BEGIN MATERIAL FOR THE TASK

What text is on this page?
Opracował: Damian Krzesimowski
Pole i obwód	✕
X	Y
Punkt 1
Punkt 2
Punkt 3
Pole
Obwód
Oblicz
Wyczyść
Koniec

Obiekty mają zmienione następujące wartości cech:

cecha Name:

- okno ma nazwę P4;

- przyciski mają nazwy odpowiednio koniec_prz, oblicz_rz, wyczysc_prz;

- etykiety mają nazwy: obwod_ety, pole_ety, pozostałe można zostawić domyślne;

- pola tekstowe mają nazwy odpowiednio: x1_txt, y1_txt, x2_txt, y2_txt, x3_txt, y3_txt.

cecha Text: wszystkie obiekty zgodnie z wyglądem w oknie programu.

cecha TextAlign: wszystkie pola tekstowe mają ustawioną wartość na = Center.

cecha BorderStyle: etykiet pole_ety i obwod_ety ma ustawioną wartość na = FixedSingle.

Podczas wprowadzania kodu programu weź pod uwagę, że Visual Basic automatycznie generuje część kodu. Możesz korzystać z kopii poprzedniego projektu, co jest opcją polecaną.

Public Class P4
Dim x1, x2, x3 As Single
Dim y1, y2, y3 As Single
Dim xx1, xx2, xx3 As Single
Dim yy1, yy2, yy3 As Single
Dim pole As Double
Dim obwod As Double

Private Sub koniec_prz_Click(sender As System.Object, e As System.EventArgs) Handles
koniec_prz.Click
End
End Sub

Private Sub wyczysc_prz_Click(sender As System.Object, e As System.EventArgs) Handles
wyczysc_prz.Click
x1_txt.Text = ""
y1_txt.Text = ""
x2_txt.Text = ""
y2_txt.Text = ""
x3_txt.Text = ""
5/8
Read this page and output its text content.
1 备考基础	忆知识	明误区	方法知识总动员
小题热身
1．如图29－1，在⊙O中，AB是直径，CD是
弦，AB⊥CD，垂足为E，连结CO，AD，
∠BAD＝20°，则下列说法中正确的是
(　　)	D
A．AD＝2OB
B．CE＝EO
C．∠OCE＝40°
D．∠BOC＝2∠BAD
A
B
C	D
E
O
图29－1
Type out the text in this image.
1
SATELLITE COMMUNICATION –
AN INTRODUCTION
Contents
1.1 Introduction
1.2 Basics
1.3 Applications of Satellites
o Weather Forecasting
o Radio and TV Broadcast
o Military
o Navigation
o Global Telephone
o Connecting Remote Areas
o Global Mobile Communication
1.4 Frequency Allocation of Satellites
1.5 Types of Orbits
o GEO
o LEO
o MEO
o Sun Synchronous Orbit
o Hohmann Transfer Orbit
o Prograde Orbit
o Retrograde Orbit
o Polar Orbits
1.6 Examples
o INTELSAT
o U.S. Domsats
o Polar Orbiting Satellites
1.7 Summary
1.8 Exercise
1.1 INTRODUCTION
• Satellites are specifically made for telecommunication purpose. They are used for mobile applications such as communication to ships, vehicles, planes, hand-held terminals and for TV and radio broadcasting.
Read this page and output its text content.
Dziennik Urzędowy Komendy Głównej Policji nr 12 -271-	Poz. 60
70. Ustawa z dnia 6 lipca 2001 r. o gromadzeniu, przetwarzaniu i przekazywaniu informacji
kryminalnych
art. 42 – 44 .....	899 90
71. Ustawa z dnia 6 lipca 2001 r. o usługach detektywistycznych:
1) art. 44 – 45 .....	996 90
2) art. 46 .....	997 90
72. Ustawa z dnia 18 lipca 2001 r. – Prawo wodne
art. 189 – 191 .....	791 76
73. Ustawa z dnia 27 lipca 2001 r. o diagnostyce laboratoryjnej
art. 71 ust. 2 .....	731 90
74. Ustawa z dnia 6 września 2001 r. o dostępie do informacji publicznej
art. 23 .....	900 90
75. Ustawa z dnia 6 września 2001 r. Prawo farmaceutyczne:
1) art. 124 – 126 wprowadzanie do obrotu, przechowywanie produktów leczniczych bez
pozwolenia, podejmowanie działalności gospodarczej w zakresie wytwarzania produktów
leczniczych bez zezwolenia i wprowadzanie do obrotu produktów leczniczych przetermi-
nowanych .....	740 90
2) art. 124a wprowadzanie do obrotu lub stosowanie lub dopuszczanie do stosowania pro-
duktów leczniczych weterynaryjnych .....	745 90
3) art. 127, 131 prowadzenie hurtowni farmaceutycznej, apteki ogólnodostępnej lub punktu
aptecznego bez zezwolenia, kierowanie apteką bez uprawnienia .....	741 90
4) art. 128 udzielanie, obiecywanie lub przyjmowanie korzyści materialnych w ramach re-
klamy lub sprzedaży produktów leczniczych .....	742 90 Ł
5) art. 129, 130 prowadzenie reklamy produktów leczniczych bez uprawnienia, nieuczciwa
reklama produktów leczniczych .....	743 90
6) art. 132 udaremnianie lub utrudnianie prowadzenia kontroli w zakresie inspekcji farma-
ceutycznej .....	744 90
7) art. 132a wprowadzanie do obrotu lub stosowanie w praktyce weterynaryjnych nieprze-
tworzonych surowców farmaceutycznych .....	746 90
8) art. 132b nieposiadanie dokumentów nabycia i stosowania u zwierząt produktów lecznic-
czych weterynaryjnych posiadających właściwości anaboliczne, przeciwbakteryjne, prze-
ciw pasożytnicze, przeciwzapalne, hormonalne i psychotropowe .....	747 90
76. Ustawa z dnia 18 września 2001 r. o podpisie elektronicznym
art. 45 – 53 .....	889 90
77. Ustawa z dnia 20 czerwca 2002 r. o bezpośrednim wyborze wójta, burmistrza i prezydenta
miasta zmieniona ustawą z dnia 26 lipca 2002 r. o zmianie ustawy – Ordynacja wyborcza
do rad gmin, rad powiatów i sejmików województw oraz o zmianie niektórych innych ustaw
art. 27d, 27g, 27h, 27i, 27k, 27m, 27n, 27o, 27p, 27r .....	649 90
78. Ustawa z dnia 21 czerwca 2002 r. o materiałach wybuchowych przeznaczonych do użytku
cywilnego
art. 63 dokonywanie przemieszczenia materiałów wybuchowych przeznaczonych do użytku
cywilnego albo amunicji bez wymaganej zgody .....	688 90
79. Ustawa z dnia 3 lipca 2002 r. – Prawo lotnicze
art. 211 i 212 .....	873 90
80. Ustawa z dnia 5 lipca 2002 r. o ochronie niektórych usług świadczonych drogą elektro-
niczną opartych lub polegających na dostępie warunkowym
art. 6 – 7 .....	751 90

END MATERIAL FOR THE TASK

=== REQUEST ===
Copy the lines from the entries above in which the word "wartość" appears.

=== TASK RESULT ===
cecha TextAlign: wszystkie pola tekstowe mają ustawioną wartość na = Center.
cecha BorderStyle: etykiet pole_ety i obwod_ety ma ustawioną wartość na = FixedSingle.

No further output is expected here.